(Selected text):
◆ ◆ ◆ ◆ ◆ ◆ ◆

General Foch’s request for a title was immediately approved by both the English and French governments.
  However, Prime Minister Clemenceau said the word, "Commander" in the title was a problem for the English (General Haig's title was, "Commander in Chief, British Expeditionary Forces"), and it was therefore always translated by the English as "General in Chief".

===Lloyd George's opposition to a unified command===
On the matter of a unified command, on November 17, 1917, Prime Minister Lloyd George went before The House of Commons and said he was "utterly opposed to that suggestion", due to historical differences between the two countries. Further, Lloyd George opposed it at the third Supreme War Council meeting held in Versailles on 1-2 February 1918, by saying, "From the point of view of home politics..never..would he be able to suggest such a proposition, either to Parliament or to the public." Also, at the fourth War Council meeting, held in London in the middle of March, he said the appointment of General Foch, a Frenchman, to head up the Allied General Reserve (which still only existed on paper) was "a great concession" to the French, and due to the actual political situation in England (historical animosity with France), "he could not go any further in that direction". Lord Milner, using his plenipotentiary powers, fortunately corrected all that at the Doullens Conference.

◆ ◆ ◆ ◆ ◆ ◆ ◆

Stored data entries
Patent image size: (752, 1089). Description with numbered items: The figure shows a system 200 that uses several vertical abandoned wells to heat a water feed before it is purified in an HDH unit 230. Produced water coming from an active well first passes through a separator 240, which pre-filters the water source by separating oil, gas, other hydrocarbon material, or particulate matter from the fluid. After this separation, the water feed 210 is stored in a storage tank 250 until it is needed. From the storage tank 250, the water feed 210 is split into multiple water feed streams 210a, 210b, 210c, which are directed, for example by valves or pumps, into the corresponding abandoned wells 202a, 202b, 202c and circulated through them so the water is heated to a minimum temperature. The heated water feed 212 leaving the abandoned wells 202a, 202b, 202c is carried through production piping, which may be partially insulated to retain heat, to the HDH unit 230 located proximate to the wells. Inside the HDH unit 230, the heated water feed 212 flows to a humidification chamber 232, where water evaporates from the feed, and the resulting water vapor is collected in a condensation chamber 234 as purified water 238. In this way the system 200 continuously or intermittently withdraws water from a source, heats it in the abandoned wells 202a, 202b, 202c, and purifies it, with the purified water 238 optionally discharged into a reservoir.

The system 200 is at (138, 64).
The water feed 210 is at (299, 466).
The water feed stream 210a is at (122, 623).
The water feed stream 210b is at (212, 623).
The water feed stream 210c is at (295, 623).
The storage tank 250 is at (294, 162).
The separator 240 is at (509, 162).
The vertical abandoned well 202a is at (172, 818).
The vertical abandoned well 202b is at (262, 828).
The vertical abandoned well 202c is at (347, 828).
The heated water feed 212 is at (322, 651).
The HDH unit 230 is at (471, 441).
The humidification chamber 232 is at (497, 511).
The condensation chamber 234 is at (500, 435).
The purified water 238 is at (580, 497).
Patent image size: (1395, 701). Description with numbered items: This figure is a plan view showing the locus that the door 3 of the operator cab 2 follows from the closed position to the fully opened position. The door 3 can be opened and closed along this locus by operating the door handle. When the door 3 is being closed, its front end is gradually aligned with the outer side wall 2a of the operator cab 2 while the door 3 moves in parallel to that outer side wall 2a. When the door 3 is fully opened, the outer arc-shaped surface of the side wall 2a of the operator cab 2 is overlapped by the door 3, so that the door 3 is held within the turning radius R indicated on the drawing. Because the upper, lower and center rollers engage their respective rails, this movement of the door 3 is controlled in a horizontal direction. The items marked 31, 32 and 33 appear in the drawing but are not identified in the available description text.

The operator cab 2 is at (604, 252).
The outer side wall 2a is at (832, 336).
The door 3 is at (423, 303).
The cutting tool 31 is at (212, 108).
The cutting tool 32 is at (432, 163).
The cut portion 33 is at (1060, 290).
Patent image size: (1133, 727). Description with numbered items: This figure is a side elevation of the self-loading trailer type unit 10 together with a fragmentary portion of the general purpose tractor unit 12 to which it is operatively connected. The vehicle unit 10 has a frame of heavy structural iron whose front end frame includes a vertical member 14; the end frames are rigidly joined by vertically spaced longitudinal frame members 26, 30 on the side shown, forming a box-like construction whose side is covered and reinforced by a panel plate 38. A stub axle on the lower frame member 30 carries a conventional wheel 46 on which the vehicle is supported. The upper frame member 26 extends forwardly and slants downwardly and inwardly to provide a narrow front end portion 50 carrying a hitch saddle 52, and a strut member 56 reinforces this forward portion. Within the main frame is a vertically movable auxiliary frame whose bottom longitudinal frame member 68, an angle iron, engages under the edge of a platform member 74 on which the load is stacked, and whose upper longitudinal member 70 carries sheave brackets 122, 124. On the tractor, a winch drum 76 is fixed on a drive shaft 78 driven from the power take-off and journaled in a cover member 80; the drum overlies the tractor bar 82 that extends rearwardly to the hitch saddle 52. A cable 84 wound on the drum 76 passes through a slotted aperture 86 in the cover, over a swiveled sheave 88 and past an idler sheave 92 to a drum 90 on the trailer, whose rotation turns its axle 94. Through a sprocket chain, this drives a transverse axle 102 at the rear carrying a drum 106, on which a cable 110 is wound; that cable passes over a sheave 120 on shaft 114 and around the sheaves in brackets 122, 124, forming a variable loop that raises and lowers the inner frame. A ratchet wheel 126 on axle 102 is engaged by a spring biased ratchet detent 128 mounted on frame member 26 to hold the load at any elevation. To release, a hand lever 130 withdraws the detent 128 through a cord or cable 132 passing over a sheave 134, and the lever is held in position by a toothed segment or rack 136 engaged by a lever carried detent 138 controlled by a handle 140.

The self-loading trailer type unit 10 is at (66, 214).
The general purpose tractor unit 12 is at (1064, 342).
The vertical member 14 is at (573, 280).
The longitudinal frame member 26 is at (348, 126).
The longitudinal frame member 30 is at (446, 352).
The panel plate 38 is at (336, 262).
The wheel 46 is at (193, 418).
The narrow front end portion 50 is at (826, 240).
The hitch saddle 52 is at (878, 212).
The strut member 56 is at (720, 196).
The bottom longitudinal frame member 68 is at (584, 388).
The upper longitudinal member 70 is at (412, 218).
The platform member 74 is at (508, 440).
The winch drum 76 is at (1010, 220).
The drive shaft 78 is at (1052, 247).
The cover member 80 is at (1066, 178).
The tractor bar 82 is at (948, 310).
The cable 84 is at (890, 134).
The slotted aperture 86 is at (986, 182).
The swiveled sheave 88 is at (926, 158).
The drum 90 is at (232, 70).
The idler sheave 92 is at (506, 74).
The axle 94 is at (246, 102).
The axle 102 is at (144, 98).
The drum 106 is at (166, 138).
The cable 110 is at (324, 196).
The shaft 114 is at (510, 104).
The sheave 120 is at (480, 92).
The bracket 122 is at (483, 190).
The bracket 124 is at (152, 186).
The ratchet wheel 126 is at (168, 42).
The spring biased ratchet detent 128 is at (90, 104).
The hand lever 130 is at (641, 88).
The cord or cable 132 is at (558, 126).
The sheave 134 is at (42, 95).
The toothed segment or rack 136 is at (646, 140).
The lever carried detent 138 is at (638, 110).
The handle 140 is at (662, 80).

◆ ◆ ◆ ◆ ◆ ◆ ◆

(Actions to take):
[A] List every person named in the text on the unified command.
[B] Using the text on the unified command, mark each statement yes or no. Quote the words that decide it. (i) The third Supreme War Council meeting took place in London. (ii) The English translated the title as "General in Chief". (iii) At the time of the fourth War Council meeting, the Allied General Reserve existed only on paper.
The records have nothing to do with the text.

(Outputs by task):
[A] General Foch, Prime Minister Clemenceau, General Haig, Prime Minister Lloyd George, Lord Milner

[B]
(i) No: "the third Supreme War Council meeting held in Versailles on 1-2 February 1918"
(ii) Yes: "it was therefore always translated by the English as "General in Chief""
(iii) Yes: "the Allied General Reserve (which still only existed on paper)"